[start Material supplied]

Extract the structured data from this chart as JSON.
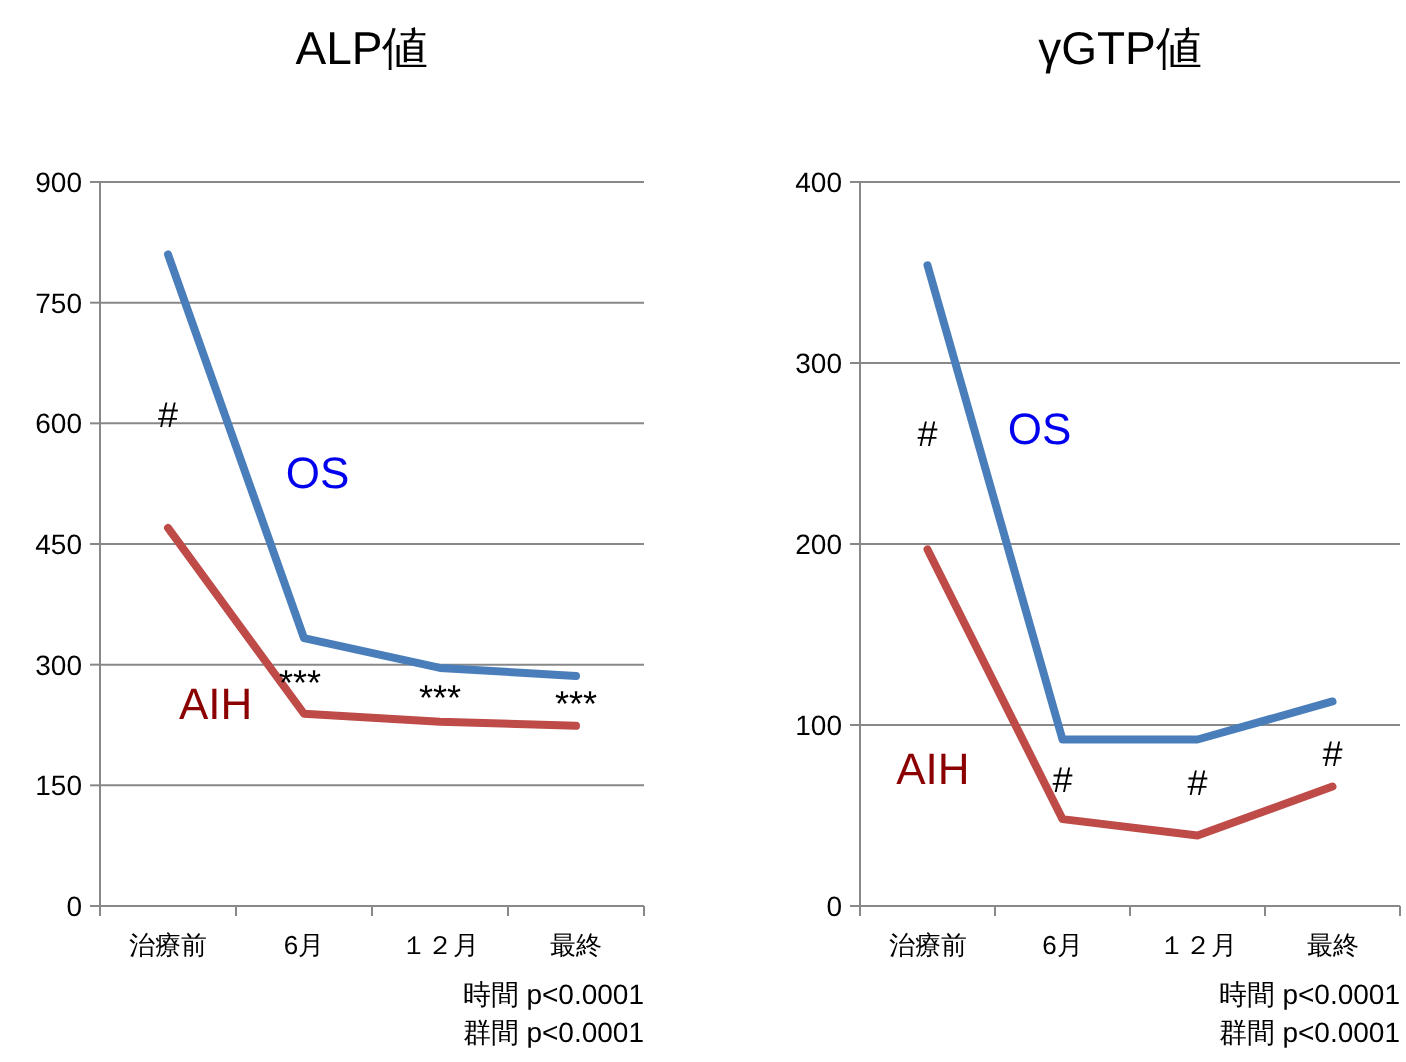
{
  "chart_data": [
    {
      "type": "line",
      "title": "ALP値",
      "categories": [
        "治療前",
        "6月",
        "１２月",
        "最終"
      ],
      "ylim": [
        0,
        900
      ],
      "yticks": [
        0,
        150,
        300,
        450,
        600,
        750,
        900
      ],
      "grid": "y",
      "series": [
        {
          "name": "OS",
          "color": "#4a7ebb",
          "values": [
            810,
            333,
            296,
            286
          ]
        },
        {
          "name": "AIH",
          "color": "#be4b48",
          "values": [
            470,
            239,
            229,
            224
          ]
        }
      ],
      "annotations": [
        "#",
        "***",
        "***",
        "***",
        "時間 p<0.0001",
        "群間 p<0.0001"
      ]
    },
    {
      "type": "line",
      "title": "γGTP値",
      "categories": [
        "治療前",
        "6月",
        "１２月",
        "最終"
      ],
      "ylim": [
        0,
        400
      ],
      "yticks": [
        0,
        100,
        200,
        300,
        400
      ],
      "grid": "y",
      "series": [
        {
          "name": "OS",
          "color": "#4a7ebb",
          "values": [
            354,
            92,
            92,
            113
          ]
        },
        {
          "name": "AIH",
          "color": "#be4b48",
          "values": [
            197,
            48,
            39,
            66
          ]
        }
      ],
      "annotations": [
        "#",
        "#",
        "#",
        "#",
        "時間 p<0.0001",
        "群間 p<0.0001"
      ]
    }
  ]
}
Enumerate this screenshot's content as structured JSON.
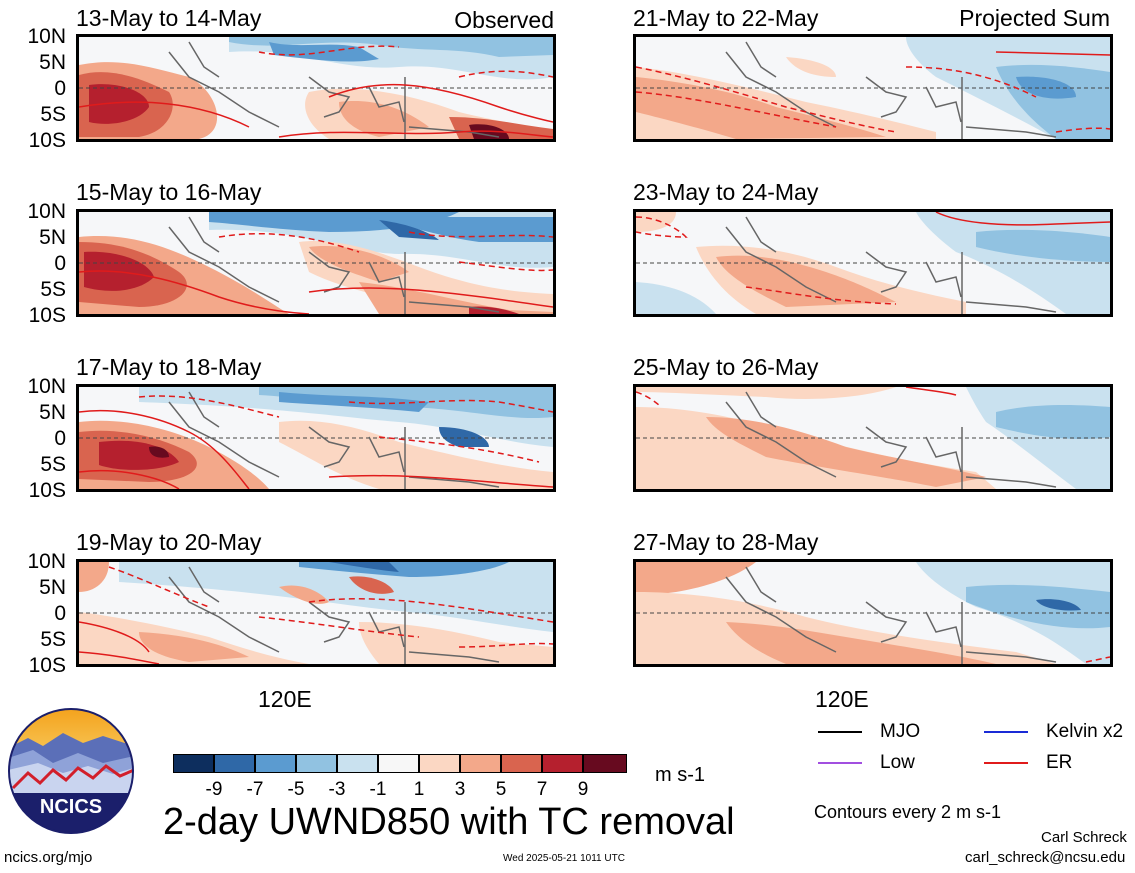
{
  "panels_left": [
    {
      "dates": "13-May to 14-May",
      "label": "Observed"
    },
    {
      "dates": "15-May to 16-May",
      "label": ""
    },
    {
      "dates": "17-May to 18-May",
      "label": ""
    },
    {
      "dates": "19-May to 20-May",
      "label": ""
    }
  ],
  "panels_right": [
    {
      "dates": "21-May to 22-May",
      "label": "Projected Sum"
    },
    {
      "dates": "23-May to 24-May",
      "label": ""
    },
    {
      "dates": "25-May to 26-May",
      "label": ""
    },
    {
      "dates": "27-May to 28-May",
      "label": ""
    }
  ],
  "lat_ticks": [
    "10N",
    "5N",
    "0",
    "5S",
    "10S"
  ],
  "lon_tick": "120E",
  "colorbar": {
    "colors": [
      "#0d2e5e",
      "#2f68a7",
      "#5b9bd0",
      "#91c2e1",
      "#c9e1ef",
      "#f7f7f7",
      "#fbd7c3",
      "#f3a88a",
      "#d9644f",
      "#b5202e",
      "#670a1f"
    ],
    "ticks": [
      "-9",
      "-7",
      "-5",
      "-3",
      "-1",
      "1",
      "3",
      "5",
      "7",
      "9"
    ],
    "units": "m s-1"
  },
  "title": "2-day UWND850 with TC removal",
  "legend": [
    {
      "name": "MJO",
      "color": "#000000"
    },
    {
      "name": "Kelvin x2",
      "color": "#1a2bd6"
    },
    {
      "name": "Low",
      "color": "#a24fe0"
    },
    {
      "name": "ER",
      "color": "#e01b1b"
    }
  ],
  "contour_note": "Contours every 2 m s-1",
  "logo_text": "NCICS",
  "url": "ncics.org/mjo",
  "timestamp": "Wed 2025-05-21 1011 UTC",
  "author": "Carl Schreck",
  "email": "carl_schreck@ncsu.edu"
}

[end Material supplied]

-- What you should do --
Write out the full set of lines verbatim, without the pictures.

-- Reply --
Extract the structured data from this chart as JSON.
{
  "chart_data": [
    {
      "type": "line",
      "title": "ALP値",
      "categories": [
        "治療前",
        "6月",
        "１２月",
        "最終"
      ],
      "ylim": [
        0,
        900
      ],
      "yticks": [
        0,
        150,
        300,
        450,
        600,
        750,
        900
      ],
      "grid": "y",
      "series": [
        {
          "name": "OS",
          "color": "#4a7ebb",
          "values": [
            810,
            333,
            296,
            286
          ]
        },
        {
          "name": "AIH",
          "color": "#be4b48",
          "values": [
            470,
            239,
            229,
            224
          ]
        }
      ],
      "annotations": [
        "#",
        "***",
        "***",
        "***",
        "時間 p<0.0001",
        "群間 p<0.0001"
      ]
    },
    {
      "type": "line",
      "title": "γGTP値",
      "categories": [
        "治療前",
        "6月",
        "１２月",
        "最終"
      ],
      "ylim": [
        0,
        400
      ],
      "yticks": [
        0,
        100,
        200,
        300,
        400
      ],
      "grid": "y",
      "series": [
        {
          "name": "OS",
          "color": "#4a7ebb",
          "values": [
            354,
            92,
            92,
            113
          ]
        },
        {
          "name": "AIH",
          "color": "#be4b48",
          "values": [
            197,
            48,
            39,
            66
          ]
        }
      ],
      "annotations": [
        "#",
        "#",
        "#",
        "#",
        "時間 p<0.0001",
        "群間 p<0.0001"
      ]
    }
  ]
}
Enumerate this screenshot's content as structured JSON.
{
  "panels_left": [
    {
      "dates": "13-May to 14-May",
      "label": "Observed"
    },
    {
      "dates": "15-May to 16-May",
      "label": ""
    },
    {
      "dates": "17-May to 18-May",
      "label": ""
    },
    {
      "dates": "19-May to 20-May",
      "label": ""
    }
  ],
  "panels_right": [
    {
      "dates": "21-May to 22-May",
      "label": "Projected Sum"
    },
    {
      "dates": "23-May to 24-May",
      "label": ""
    },
    {
      "dates": "25-May to 26-May",
      "label": ""
    },
    {
      "dates": "27-May to 28-May",
      "label": ""
    }
  ],
  "lat_ticks": [
    "10N",
    "5N",
    "0",
    "5S",
    "10S"
  ],
  "lon_tick": "120E",
  "colorbar": {
    "colors": [
      "#0d2e5e",
      "#2f68a7",
      "#5b9bd0",
      "#91c2e1",
      "#c9e1ef",
      "#f7f7f7",
      "#fbd7c3",
      "#f3a88a",
      "#d9644f",
      "#b5202e",
      "#670a1f"
    ],
    "ticks": [
      "-9",
      "-7",
      "-5",
      "-3",
      "-1",
      "1",
      "3",
      "5",
      "7",
      "9"
    ],
    "units": "m s-1"
  },
  "title": "2-day UWND850 with TC removal",
  "legend": [
    {
      "name": "MJO",
      "color": "#000000"
    },
    {
      "name": "Kelvin x2",
      "color": "#1a2bd6"
    },
    {
      "name": "Low",
      "color": "#a24fe0"
    },
    {
      "name": "ER",
      "color": "#e01b1b"
    }
  ],
  "contour_note": "Contours every 2 m s-1",
  "logo_text": "NCICS",
  "url": "ncics.org/mjo",
  "timestamp": "Wed 2025-05-21 1011 UTC",
  "author": "Carl Schreck",
  "email": "carl_schreck@ncsu.edu"
}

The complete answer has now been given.